***** DATA EXTRACT *****
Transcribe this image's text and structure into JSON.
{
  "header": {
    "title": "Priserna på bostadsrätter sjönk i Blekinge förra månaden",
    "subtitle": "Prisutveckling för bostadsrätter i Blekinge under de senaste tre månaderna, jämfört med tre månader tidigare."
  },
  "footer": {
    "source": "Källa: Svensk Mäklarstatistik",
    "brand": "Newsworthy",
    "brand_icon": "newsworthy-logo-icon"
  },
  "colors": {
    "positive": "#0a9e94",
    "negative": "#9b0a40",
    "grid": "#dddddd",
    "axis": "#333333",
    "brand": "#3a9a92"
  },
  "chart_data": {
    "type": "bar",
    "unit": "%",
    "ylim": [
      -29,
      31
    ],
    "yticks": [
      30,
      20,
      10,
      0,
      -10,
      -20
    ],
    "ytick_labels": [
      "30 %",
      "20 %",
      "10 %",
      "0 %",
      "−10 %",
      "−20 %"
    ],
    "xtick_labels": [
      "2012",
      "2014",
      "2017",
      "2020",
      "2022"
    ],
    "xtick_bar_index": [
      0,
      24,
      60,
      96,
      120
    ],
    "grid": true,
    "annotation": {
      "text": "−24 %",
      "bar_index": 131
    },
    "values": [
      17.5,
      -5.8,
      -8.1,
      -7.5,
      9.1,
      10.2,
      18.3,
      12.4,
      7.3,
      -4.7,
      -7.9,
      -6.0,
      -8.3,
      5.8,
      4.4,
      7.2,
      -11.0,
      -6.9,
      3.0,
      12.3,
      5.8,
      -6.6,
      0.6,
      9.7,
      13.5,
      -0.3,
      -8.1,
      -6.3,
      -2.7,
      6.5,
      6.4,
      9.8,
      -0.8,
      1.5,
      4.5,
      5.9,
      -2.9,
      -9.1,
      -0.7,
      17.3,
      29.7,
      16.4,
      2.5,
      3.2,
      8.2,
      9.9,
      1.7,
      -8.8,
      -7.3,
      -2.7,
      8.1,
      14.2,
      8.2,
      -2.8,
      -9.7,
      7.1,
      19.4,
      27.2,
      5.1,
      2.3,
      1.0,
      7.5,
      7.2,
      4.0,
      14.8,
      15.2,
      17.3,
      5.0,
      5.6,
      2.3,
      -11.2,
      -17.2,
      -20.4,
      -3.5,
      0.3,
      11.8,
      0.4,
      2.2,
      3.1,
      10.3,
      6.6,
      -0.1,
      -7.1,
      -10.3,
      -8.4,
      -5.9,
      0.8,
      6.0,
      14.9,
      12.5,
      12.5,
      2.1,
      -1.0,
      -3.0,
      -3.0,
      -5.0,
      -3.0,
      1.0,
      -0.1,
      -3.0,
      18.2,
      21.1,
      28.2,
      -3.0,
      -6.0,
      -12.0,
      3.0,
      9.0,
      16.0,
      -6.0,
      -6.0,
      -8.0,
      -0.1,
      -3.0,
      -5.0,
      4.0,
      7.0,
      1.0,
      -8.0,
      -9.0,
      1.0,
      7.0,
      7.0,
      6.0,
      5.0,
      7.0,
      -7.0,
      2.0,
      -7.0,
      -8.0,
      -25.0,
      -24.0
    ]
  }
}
*****
Output the listing above word for word.

* _RESULT OF THIS TASK_
Transcribe this image's text and structure into JSON.
{
  "header": {
    "title": "Priserna på bostadsrätter sjönk i Blekinge förra månaden",
    "subtitle": "Prisutveckling för bostadsrätter i Blekinge under de senaste tre månaderna, jämfört med tre månader tidigare."
  },
  "footer": {
    "source": "Källa: Svensk Mäklarstatistik",
    "brand": "Newsworthy",
    "brand_icon": "newsworthy-logo-icon"
  },
  "colors": {
    "positive": "#0a9e94",
    "negative": "#9b0a40",
    "grid": "#dddddd",
    "axis": "#333333",
    "brand": "#3a9a92"
  },
  "chart_data": {
    "type": "bar",
    "unit": "%",
    "ylim": [
      -29,
      31
    ],
    "yticks": [
      30,
      20,
      10,
      0,
      -10,
      -20
    ],
    "ytick_labels": [
      "30 %",
      "20 %",
      "10 %",
      "0 %",
      "−10 %",
      "−20 %"
    ],
    "xtick_labels": [
      "2012",
      "2014",
      "2017",
      "2020",
      "2022"
    ],
    "xtick_bar_index": [
      0,
      24,
      60,
      96,
      120
    ],
    "grid": true,
    "annotation": {
      "text": "−24 %",
      "bar_index": 131
    },
    "values": [
      17.5,
      -5.8,
      -8.1,
      -7.5,
      9.1,
      10.2,
      18.3,
      12.4,
      7.3,
      -4.7,
      -7.9,
      -6.0,
      -8.3,
      5.8,
      4.4,
      7.2,
      -11.0,
      -6.9,
      3.0,
      12.3,
      5.8,
      -6.6,
      0.6,
      9.7,
      13.5,
      -0.3,
      -8.1,
      -6.3,
      -2.7,
      6.5,
      6.4,
      9.8,
      -0.8,
      1.5,
      4.5,
      5.9,
      -2.9,
      -9.1,
      -0.7,
      17.3,
      29.7,
      16.4,
      2.5,
      3.2,
      8.2,
      9.9,
      1.7,
      -8.8,
      -7.3,
      -2.7,
      8.1,
      14.2,
      8.2,
      -2.8,
      -9.7,
      7.1,
      19.4,
      27.2,
      5.1,
      2.3,
      1.0,
      7.5,
      7.2,
      4.0,
      14.8,
      15.2,
      17.3,
      5.0,
      5.6,
      2.3,
      -11.2,
      -17.2,
      -20.4,
      -3.5,
      0.3,
      11.8,
      0.4,
      2.2,
      3.1,
      10.3,
      6.6,
      -0.1,
      -7.1,
      -10.3,
      -8.4,
      -5.9,
      0.8,
      6.0,
      14.9,
      12.5,
      12.5,
      2.1,
      -1.0,
      -3.0,
      -3.0,
      -5.0,
      -3.0,
      1.0,
      -0.1,
      -3.0,
      18.2,
      21.1,
      28.2,
      -3.0,
      -6.0,
      -12.0,
      3.0,
      9.0,
      16.0,
      -6.0,
      -6.0,
      -8.0,
      -0.1,
      -3.0,
      -5.0,
      4.0,
      7.0,
      1.0,
      -8.0,
      -9.0,
      1.0,
      7.0,
      7.0,
      6.0,
      5.0,
      7.0,
      -7.0,
      2.0,
      -7.0,
      -8.0,
      -25.0,
      -24.0
    ]
  }
}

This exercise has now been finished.